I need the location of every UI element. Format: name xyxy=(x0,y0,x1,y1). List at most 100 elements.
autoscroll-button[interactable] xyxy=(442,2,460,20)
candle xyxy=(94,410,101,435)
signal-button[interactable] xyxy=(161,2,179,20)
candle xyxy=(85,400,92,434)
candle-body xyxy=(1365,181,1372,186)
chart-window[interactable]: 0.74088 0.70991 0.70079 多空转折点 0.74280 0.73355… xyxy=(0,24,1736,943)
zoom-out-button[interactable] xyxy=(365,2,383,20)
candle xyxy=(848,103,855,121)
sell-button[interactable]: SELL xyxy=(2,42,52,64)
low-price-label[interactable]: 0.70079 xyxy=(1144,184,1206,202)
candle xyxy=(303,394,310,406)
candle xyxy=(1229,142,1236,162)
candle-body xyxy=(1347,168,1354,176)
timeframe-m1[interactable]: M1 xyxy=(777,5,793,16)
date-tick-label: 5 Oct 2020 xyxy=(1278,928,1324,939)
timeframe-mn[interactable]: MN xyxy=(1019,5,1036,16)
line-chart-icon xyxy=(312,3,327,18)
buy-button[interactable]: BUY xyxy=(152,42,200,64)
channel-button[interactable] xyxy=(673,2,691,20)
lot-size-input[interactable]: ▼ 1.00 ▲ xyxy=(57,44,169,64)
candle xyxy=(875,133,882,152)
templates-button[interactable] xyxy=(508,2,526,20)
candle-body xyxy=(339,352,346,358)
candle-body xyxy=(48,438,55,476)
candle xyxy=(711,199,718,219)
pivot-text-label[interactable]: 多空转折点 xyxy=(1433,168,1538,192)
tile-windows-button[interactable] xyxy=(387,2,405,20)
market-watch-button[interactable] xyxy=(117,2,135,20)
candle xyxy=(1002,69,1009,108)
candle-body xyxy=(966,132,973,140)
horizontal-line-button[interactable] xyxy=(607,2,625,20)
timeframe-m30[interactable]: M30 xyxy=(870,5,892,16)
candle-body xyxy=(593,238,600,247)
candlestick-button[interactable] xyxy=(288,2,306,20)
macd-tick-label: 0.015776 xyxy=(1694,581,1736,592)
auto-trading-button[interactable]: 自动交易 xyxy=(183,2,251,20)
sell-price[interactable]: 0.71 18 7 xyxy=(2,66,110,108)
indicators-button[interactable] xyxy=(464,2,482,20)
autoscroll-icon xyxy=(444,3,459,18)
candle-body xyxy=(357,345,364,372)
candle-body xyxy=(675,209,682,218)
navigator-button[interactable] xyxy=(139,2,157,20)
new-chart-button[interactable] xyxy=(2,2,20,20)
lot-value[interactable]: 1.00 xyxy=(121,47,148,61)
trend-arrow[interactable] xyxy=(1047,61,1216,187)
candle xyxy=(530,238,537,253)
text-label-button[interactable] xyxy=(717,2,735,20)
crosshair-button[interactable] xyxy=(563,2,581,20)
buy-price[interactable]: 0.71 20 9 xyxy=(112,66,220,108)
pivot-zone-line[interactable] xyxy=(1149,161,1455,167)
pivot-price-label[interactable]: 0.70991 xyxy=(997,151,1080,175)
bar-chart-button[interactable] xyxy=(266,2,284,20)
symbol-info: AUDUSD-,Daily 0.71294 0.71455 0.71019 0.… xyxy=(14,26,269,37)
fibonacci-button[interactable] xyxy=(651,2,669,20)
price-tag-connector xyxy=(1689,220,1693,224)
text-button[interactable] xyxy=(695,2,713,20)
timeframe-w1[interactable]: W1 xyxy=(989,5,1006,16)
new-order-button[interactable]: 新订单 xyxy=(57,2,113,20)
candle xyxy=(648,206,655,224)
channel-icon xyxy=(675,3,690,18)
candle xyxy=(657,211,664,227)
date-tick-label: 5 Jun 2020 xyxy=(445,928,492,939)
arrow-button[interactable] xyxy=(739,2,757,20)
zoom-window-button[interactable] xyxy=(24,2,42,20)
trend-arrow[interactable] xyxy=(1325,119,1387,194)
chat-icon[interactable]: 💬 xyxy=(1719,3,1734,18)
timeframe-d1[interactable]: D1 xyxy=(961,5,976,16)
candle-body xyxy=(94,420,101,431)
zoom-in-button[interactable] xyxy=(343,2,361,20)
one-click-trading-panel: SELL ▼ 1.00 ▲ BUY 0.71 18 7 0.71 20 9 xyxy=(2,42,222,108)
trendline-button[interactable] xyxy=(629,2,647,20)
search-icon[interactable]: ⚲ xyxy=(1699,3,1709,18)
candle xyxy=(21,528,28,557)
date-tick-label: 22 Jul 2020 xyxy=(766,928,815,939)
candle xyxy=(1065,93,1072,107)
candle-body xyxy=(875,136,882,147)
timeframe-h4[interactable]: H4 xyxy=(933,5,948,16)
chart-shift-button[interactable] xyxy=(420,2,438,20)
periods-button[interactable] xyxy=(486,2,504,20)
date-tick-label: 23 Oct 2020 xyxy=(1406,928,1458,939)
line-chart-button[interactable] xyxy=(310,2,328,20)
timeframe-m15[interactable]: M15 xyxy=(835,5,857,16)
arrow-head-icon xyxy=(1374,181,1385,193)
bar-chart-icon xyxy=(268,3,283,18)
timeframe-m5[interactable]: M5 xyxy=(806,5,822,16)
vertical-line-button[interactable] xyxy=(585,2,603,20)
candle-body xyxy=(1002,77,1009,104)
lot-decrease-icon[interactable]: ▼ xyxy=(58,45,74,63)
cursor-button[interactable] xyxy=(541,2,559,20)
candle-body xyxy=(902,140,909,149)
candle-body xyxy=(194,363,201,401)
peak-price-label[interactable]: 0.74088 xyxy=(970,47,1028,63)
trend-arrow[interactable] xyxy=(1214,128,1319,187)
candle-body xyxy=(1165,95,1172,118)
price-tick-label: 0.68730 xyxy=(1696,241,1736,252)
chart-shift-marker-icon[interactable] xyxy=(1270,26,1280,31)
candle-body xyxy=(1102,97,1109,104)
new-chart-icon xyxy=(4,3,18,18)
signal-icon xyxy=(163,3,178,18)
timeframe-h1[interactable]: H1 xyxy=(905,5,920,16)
★ ★ ★ ★ ★ ★ ★
Lay out each line of the material above as a JSON list of strings, one string per line, leaving out blank lines.

> **Task solution**
[
  "I need the location of every UI element. Format: name xyxy=(x0,y0,x1,y1). List at most 100 elements.",
  "autoscroll-button[interactable] xyxy=(442,2,460,20)",
  "candle xyxy=(94,410,101,435)",
  "signal-button[interactable] xyxy=(161,2,179,20)",
  "candle xyxy=(85,400,92,434)",
  "candle-body xyxy=(1365,181,1372,186)",
  "chart-window[interactable]: 0.74088 0.70991 0.70079 多空转折点 0.74280 0.73355… xyxy=(0,24,1736,943)",
  "zoom-out-button[interactable] xyxy=(365,2,383,20)",
  "candle xyxy=(848,103,855,121)",
  "sell-button[interactable]: SELL xyxy=(2,42,52,64)",
  "low-price-label[interactable]: 0.70079 xyxy=(1144,184,1206,202)",
  "candle xyxy=(303,394,310,406)",
  "candle xyxy=(1229,142,1236,162)",
  "candle-body xyxy=(1347,168,1354,176)",
  "timeframe-m1[interactable]: M1 xyxy=(777,5,793,16)",
  "date-tick-label: 5 Oct 2020 xyxy=(1278,928,1324,939)",
  "timeframe-mn[interactable]: MN xyxy=(1019,5,1036,16)",
  "line-chart-icon xyxy=(312,3,327,18)",
  "buy-button[interactable]: BUY xyxy=(152,42,200,64)",
  "channel-button[interactable] xyxy=(673,2,691,20)",
  "lot-size-input[interactable]: ▼ 1.00 ▲ xyxy=(57,44,169,64)",
  "candle xyxy=(875,133,882,152)",
  "templates-button[interactable] xyxy=(508,2,526,20)",
  "candle-body xyxy=(339,352,346,358)",
  "candle-body xyxy=(48,438,55,476)",
  "candle xyxy=(711,199,718,219)",
  "pivot-text-label[interactable]: 多空转折点 xyxy=(1433,168,1538,192)",
  "tile-windows-button[interactable] xyxy=(387,2,405,20)",
  "market-watch-button[interactable] xyxy=(117,2,135,20)",
  "candle xyxy=(1002,69,1009,108)",
  "candle-body xyxy=(966,132,973,140)",
  "horizontal-line-button[interactable] xyxy=(607,2,625,20)",
  "timeframe-m30[interactable]: M30 xyxy=(870,5,892,16)",
  "candle-body xyxy=(593,238,600,247)",
  "candlestick-button[interactable] xyxy=(288,2,306,20)",
  "macd-tick-label: 0.015776 xyxy=(1694,581,1736,592)",
  "auto-trading-button[interactable]: 自动交易 xyxy=(183,2,251,20)",
  "sell-price[interactable]: 0.71 18 7 xyxy=(2,66,110,108)",
  "indicators-button[interactable] xyxy=(464,2,482,20)",
  "autoscroll-icon xyxy=(444,3,459,18)",
  "candle-body xyxy=(357,345,364,372)",
  "candle-body xyxy=(675,209,682,218)",
  "navigator-button[interactable] xyxy=(139,2,157,20)",
  "new-chart-button[interactable] xyxy=(2,2,20,20)",
  "lot-value[interactable]: 1.00 xyxy=(121,47,148,61)",
  "trend-arrow[interactable] xyxy=(1047,61,1216,187)",
  "candle xyxy=(530,238,537,253)",
  "text-label-button[interactable] xyxy=(717,2,735,20)",
  "crosshair-button[interactable] xyxy=(563,2,581,20)",
  "buy-price[interactable]: 0.71 20 9 xyxy=(112,66,220,108)",
  "pivot-zone-line[interactable] xyxy=(1149,161,1455,167)",
  "pivot-price-label[interactable]: 0.70991 xyxy=(997,151,1080,175)",
  "bar-chart-button[interactable] xyxy=(266,2,284,20)",
  "symbol-info: AUDUSD-,Daily 0.71294 0.71455 0.71019 0.… xyxy=(14,26,269,37)",
  "fibonacci-button[interactable] xyxy=(651,2,669,20)",
  "price-tag-connector xyxy=(1689,220,1693,224)",
  "text-button[interactable] xyxy=(695,2,713,20)",
  "timeframe-w1[interactable]: W1 xyxy=(989,5,1006,16)",
  "new-order-button[interactable]: 新订单 xyxy=(57,2,113,20)",
  "candle xyxy=(648,206,655,224)",
  "channel-icon xyxy=(675,3,690,18)",
  "candle xyxy=(657,211,664,227)",
  "date-tick-label: 5 Jun 2020 xyxy=(445,928,492,939)",
  "arrow-button[interactable] xyxy=(739,2,757,20)",
  "zoom-window-button[interactable] xyxy=(24,2,42,20)",
  "trend-arrow[interactable] xyxy=(1325,119,1387,194)",
  "chat-icon[interactable]: 💬 xyxy=(1719,3,1734,18)",
  "timeframe-d1[interactable]: D1 xyxy=(961,5,976,16)",
  "candle-body xyxy=(94,420,101,431)",
  "zoom-in-button[interactable] xyxy=(343,2,361,20)",
  "one-click-trading-panel: SELL ▼ 1.00 ▲ BUY 0.71 18 7 0.71 20 9 xyxy=(2,42,222,108)",
  "trendline-button[interactable] xyxy=(629,2,647,20)",
  "search-icon[interactable]: ⚲ xyxy=(1699,3,1709,18)",
  "candle xyxy=(21,528,28,557)",
  "date-tick-label: 22 Jul 2020 xyxy=(766,928,815,939)",
  "candle xyxy=(1065,93,1072,107)",
  "candle-body xyxy=(875,136,882,147)",
  "timeframe-h4[interactable]: H4 xyxy=(933,5,948,16)",
  "chart-shift-button[interactable] xyxy=(420,2,438,20)",
  "periods-button[interactable] xyxy=(486,2,504,20)",
  "date-tick-label: 23 Oct 2020 xyxy=(1406,928,1458,939)",
  "line-chart-button[interactable] xyxy=(310,2,328,20)",
  "timeframe-m15[interactable]: M15 xyxy=(835,5,857,16)",
  "arrow-head-icon xyxy=(1374,181,1385,193)",
  "bar-chart-icon xyxy=(268,3,283,18)",
  "timeframe-m5[interactable]: M5 xyxy=(806,5,822,16)",
  "vertical-line-button[interactable] xyxy=(585,2,603,20)",
  "candle-body xyxy=(1002,77,1009,104)",
  "lot-decrease-icon[interactable]: ▼ xyxy=(58,45,74,63)",
  "cursor-button[interactable] xyxy=(541,2,559,20)",
  "candle-body xyxy=(902,140,909,149)",
  "candle-body xyxy=(194,363,201,401)",
  "peak-price-label[interactable]: 0.74088 xyxy=(970,47,1028,63)",
  "trend-arrow[interactable] xyxy=(1214,128,1319,187)",
  "candle-body xyxy=(1165,95,1172,118)",
  "price-tick-label: 0.68730 xyxy=(1696,241,1736,252)",
  "chart-shift-marker-icon[interactable] xyxy=(1270,26,1280,31)",
  "candle-body xyxy=(1102,97,1109,104)",
  "new-chart-icon xyxy=(4,3,18,18)",
  "signal-icon xyxy=(163,3,178,18)",
  "timeframe-h1[interactable]: H1 xyxy=(905,5,920,16)"
]